Transcribed document page entries:
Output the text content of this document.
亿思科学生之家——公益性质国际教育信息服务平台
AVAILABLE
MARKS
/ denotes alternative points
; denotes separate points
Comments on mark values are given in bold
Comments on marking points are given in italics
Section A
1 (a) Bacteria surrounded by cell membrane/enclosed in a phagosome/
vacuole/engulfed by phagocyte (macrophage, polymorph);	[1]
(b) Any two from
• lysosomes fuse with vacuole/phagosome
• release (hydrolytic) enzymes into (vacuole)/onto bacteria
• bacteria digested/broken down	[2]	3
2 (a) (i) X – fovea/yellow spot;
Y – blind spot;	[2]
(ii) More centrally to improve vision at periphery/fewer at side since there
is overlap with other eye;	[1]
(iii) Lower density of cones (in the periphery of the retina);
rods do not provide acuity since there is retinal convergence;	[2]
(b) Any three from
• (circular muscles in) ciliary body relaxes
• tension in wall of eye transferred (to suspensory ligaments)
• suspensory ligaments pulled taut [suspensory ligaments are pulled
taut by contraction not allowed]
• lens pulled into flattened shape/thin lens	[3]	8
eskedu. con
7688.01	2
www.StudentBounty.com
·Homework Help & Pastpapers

WHAT TO WORK ON —
Please output the records shown above, with every character intact.

WRITTEN ANSWER —
Output the text content of this document.
亿思科学生之家——公益性质国际教育信息服务平台
AVAILABLE
MARKS
/ denotes alternative points
; denotes separate points
Comments on mark values are given in bold
Comments on marking points are given in italics
Section A
1 (a) Bacteria surrounded by cell membrane/enclosed in a phagosome/
vacuole/engulfed by phagocyte (macrophage, polymorph);	[1]
(b) Any two from
• lysosomes fuse with vacuole/phagosome
• release (hydrolytic) enzymes into (vacuole)/onto bacteria
• bacteria digested/broken down	[2]	3
2 (a) (i) X – fovea/yellow spot;
Y – blind spot;	[2]
(ii) More centrally to improve vision at periphery/fewer at side since there
is overlap with other eye;	[1]
(iii) Lower density of cones (in the periphery of the retina);
rods do not provide acuity since there is retinal convergence;	[2]
(b) Any three from
• (circular muscles in) ciliary body relaxes
• tension in wall of eye transferred (to suspensory ligaments)
• suspensory ligaments pulled taut [suspensory ligaments are pulled
taut by contraction not allowed]
• lens pulled into flattened shape/thin lens	[3]	8
eskedu. con
7688.01	2
www.StudentBounty.com
·Homework Help & Pastpapers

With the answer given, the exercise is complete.